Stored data
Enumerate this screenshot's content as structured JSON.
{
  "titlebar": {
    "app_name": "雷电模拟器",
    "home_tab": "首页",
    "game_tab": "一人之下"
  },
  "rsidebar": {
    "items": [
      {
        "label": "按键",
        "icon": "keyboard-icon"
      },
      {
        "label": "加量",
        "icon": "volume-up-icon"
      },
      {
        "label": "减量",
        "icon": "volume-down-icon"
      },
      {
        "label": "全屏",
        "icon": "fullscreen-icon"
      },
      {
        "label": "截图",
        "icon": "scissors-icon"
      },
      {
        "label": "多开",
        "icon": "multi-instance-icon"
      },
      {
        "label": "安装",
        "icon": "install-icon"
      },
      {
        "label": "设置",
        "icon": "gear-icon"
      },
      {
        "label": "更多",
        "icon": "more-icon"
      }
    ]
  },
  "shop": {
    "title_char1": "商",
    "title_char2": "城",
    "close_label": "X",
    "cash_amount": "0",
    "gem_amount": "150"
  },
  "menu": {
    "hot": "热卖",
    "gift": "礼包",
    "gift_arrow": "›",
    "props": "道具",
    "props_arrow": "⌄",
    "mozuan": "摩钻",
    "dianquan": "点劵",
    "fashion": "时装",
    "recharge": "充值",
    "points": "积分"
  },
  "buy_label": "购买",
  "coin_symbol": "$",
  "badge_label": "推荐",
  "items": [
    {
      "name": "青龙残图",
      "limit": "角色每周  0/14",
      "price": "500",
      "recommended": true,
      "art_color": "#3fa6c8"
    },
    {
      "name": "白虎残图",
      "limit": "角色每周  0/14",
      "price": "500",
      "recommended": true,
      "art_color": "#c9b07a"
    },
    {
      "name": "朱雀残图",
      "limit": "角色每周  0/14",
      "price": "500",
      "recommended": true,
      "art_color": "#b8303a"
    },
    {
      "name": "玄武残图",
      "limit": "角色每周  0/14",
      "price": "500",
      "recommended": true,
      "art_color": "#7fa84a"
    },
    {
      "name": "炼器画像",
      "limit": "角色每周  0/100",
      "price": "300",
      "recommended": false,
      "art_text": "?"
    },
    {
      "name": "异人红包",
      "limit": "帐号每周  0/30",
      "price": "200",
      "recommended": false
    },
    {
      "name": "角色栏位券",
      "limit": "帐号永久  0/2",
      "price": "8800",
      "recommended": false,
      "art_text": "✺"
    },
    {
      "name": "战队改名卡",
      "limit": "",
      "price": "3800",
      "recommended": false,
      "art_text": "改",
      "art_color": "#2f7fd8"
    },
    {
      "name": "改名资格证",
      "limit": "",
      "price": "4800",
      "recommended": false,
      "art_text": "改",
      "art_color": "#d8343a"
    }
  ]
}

*Given instruction:* Locate all lines that include the word "volume" and copy them out.

*Task solution:*
        "icon": "volume-up-icon"
        "icon": "volume-down-icon"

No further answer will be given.